> [Exercise task]:
What lines of the data include the string "coordinate"? Copy them all.

> [Dataset entries]:
>>>

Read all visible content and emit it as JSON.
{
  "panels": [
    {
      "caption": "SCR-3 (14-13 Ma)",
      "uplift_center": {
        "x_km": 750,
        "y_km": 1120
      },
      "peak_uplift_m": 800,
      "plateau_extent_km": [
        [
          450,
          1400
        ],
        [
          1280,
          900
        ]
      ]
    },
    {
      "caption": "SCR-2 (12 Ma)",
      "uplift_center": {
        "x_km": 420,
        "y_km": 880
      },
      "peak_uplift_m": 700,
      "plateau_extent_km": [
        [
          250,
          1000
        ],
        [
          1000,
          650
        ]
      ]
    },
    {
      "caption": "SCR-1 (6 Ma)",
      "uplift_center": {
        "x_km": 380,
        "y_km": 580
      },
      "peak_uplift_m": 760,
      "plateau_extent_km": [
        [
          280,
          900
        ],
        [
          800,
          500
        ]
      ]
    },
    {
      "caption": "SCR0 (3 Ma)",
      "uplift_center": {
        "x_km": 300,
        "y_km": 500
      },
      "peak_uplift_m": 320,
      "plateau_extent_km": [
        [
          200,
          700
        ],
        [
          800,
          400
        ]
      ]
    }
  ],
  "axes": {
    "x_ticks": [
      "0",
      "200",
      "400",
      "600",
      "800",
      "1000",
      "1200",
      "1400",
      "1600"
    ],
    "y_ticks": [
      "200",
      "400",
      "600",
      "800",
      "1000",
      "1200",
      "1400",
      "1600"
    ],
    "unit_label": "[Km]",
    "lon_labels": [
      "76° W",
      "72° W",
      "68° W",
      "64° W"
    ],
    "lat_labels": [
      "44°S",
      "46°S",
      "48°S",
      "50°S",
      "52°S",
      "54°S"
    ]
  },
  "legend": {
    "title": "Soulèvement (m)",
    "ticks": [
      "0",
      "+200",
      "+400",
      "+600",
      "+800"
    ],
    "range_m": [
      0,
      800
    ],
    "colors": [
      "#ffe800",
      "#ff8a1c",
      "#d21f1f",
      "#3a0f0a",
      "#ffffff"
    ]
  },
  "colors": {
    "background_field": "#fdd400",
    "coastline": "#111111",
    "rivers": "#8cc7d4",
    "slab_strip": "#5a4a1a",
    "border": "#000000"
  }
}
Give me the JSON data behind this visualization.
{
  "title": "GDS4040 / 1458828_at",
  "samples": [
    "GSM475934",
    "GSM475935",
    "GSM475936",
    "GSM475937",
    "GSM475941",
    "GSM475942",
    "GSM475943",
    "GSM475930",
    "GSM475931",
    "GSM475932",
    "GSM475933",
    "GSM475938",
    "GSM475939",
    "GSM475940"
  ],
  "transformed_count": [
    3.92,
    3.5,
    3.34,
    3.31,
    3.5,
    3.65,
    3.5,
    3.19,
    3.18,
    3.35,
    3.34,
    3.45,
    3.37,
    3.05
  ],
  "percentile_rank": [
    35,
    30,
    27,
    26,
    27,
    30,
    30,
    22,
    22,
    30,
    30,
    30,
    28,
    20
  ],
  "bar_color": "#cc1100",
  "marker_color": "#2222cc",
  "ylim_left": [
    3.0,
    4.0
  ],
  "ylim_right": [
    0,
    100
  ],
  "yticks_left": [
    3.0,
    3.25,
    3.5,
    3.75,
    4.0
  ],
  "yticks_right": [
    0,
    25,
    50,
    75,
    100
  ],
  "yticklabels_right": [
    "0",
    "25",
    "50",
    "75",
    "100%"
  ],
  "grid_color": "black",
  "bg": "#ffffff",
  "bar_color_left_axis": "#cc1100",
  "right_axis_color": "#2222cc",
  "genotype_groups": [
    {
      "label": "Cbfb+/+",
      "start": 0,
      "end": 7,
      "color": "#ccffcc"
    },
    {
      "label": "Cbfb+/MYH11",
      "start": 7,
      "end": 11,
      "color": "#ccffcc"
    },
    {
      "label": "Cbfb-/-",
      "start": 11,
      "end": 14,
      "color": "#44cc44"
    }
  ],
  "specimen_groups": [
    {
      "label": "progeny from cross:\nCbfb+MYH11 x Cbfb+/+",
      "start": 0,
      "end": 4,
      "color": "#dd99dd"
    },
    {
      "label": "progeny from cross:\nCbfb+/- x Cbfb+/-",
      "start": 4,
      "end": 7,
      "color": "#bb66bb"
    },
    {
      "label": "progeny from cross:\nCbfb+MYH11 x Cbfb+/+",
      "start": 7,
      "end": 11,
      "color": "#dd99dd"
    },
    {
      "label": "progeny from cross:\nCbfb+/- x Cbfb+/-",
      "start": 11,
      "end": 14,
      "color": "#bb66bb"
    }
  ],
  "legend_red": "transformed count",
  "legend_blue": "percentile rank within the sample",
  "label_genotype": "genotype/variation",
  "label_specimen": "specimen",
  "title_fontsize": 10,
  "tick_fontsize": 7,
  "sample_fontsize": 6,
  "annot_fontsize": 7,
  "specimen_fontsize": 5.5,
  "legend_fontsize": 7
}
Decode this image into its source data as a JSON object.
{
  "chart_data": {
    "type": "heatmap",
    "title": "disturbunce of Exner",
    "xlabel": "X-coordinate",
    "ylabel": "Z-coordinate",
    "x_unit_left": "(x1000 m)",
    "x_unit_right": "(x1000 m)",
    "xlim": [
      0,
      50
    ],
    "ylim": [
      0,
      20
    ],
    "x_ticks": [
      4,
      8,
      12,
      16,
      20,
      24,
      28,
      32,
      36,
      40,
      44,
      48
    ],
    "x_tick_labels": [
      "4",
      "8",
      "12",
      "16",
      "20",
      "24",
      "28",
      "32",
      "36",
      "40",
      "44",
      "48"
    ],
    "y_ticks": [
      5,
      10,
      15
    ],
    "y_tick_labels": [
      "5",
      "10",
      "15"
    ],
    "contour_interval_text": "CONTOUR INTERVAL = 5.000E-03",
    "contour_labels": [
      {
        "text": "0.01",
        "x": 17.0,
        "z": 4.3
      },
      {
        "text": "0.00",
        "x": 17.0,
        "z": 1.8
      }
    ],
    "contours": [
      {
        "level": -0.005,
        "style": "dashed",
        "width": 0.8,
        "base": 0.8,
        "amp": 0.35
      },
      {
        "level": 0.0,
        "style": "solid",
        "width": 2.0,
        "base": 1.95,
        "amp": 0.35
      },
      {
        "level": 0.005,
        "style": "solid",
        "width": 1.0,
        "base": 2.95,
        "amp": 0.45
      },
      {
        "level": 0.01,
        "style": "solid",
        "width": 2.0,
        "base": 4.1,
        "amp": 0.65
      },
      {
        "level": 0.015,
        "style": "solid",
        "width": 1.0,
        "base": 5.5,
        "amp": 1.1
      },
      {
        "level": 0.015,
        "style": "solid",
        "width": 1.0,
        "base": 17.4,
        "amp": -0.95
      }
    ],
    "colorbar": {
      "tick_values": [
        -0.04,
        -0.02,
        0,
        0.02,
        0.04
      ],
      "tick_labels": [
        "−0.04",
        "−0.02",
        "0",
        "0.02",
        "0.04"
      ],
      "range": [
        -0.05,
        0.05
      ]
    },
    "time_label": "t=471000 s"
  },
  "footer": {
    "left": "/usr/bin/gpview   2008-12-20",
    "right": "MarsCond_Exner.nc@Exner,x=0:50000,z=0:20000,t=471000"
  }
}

<<<

> [Answer to this task]:
    "xlabel": "X-coordinate",
    "ylabel": "Z-coordinate",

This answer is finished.